[Collected data]
↓
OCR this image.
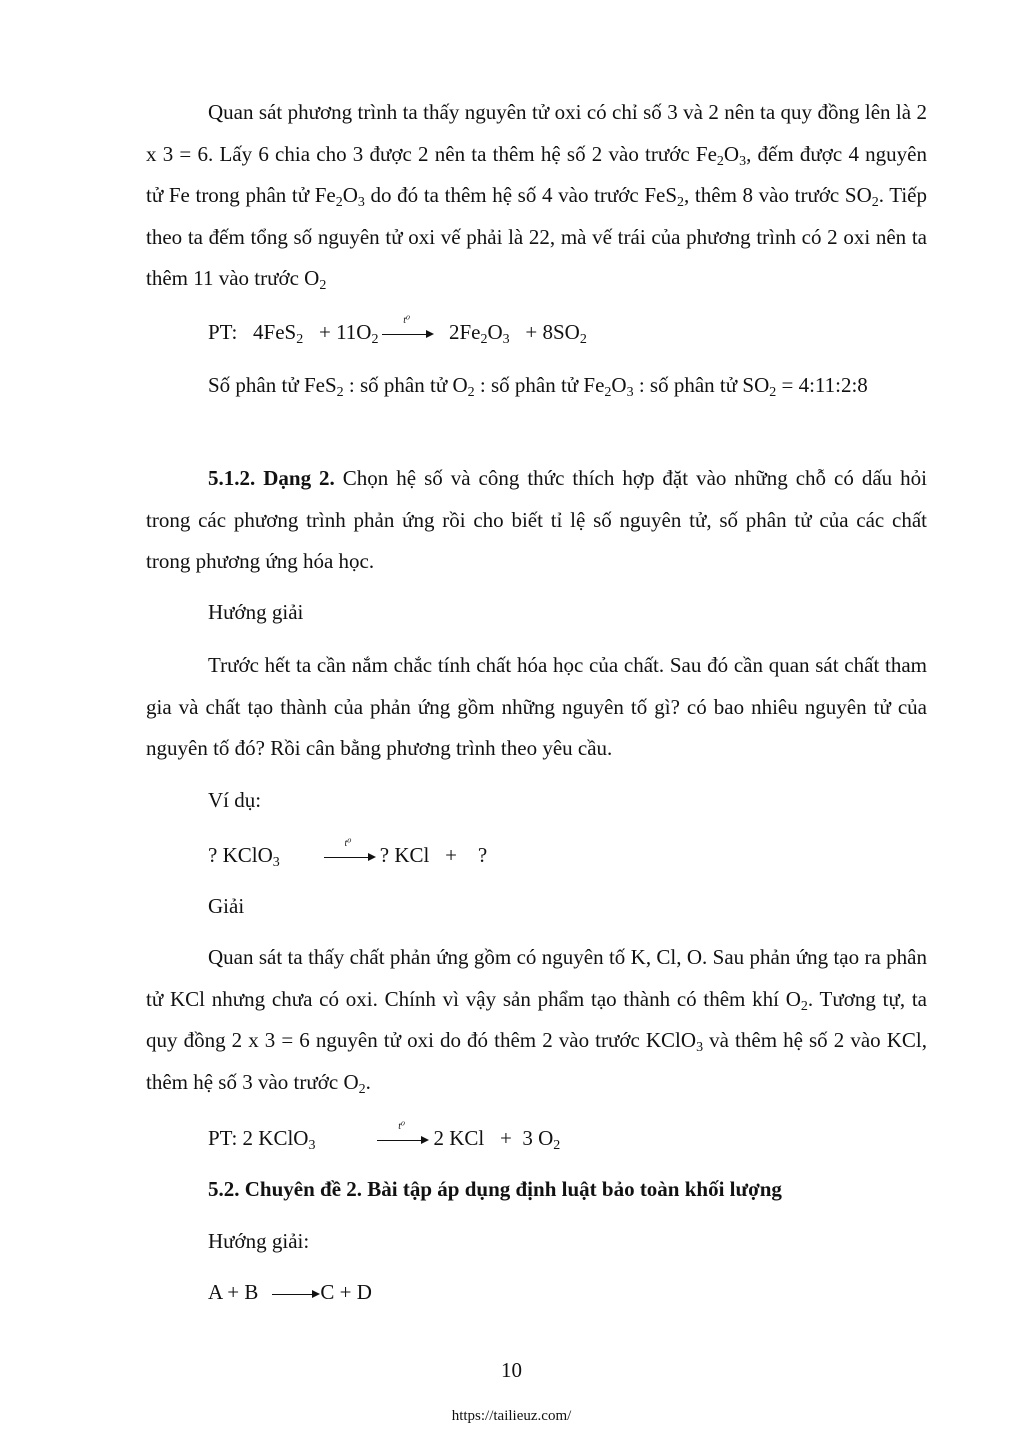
Quan sát phương trình ta thấy nguyên tử oxi có chỉ số 3 và 2 nên ta quy đồng lên là 2 x 3 = 6. Lấy 6 chia cho 3 được 2 nên ta thêm hệ số 2 vào trước $Fe_2O_3$, đếm được 4 nguyên tử Fe trong phân tử $Fe_2O_3$ do đó ta thêm hệ số 4 vào trước FeS$_2$, thêm 8 vào trước $SO_2$. Tiếp theo ta đếm tổng số nguyên tử oxi vế phải là 22, mà vế trái của phương trình có 2 oxi nên ta thêm 11 vào trước $O_2$
PT:   $4FeS_2 + 11O_2$
t⁰ $2Fe_2O_3 + 8SO_2$
Số phân tử FeS$_2$ : số phân tử $O_2$ : số phân tử $Fe_2O_3$ : số phân tử $SO_2$ = 4:11:2:8
5.1.2. Dạng 2. Chọn hệ số và công thức thích hợp đặt vào những chỗ có dấu hỏi trong các phương trình phản ứng rồi cho biết tỉ lệ số nguyên tử, số phân tử của các chất trong phương ứng hóa học.
Hướng giải
Trước hết ta cần nắm chắc tính chất hóa học của chất. Sau đó cần quan sát chất tham gia và chất tạo thành của phản ứng gồm những nguyên tố gì? có bao nhiêu nguyên tử của nguyên tố đó? Rồi cân bằng phương trình theo yêu cầu.
Ví dụ:
? KClO$_3$
t⁰ ? KCl   +    ?
Giải
Quan sát ta thấy chất phản ứng gồm có nguyên tố K, Cl, O. Sau phản ứng tạo ra phân tử KCl nhưng chưa có oxi. Chính vì vậy sản phẩm tạo thành có thêm khí $O_2$. Tương tự, ta quy đồng 2 x 3 = 6 nguyên tử oxi do đó thêm 2 vào trước KClO$_3$ và thêm hệ số 2 vào KCl, thêm hệ số 3 vào trước $O_2$.
PT: 2 KClO$_3$
t⁰ 2 KCl   +  3 $O_2$
5.2. Chuyên đề 2. Bài tập áp dụng định luật bảo toàn khối lượng
Hướng giải:
A + B	C + D
10
https://tailieuz.com/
↑
→ **What the exercise asks**
Leave the pictures out and write out every entry exactly as given.

→ **Reply**
OCR this image.
Quan sát phương trình ta thấy nguyên tử oxi có chỉ số 3 và 2 nên ta quy đồng lên là 2 x 3 = 6. Lấy 6 chia cho 3 được 2 nên ta thêm hệ số 2 vào trước $Fe_2O_3$, đếm được 4 nguyên tử Fe trong phân tử $Fe_2O_3$ do đó ta thêm hệ số 4 vào trước FeS$_2$, thêm 8 vào trước $SO_2$. Tiếp theo ta đếm tổng số nguyên tử oxi vế phải là 22, mà vế trái của phương trình có 2 oxi nên ta thêm 11 vào trước $O_2$
PT:   $4FeS_2 + 11O_2$
t⁰ $2Fe_2O_3 + 8SO_2$
Số phân tử FeS$_2$ : số phân tử $O_2$ : số phân tử $Fe_2O_3$ : số phân tử $SO_2$ = 4:11:2:8
5.1.2. Dạng 2. Chọn hệ số và công thức thích hợp đặt vào những chỗ có dấu hỏi trong các phương trình phản ứng rồi cho biết tỉ lệ số nguyên tử, số phân tử của các chất trong phương ứng hóa học.
Hướng giải
Trước hết ta cần nắm chắc tính chất hóa học của chất. Sau đó cần quan sát chất tham gia và chất tạo thành của phản ứng gồm những nguyên tố gì? có bao nhiêu nguyên tử của nguyên tố đó? Rồi cân bằng phương trình theo yêu cầu.
Ví dụ:
? KClO$_3$
t⁰ ? KCl   +    ?
Giải
Quan sát ta thấy chất phản ứng gồm có nguyên tố K, Cl, O. Sau phản ứng tạo ra phân tử KCl nhưng chưa có oxi. Chính vì vậy sản phẩm tạo thành có thêm khí $O_2$. Tương tự, ta quy đồng 2 x 3 = 6 nguyên tử oxi do đó thêm 2 vào trước KClO$_3$ và thêm hệ số 2 vào KCl, thêm hệ số 3 vào trước $O_2$.
PT: 2 KClO$_3$
t⁰ 2 KCl   +  3 $O_2$
5.2. Chuyên đề 2. Bài tập áp dụng định luật bảo toàn khối lượng
Hướng giải:
A + B	C + D
10
https://tailieuz.com/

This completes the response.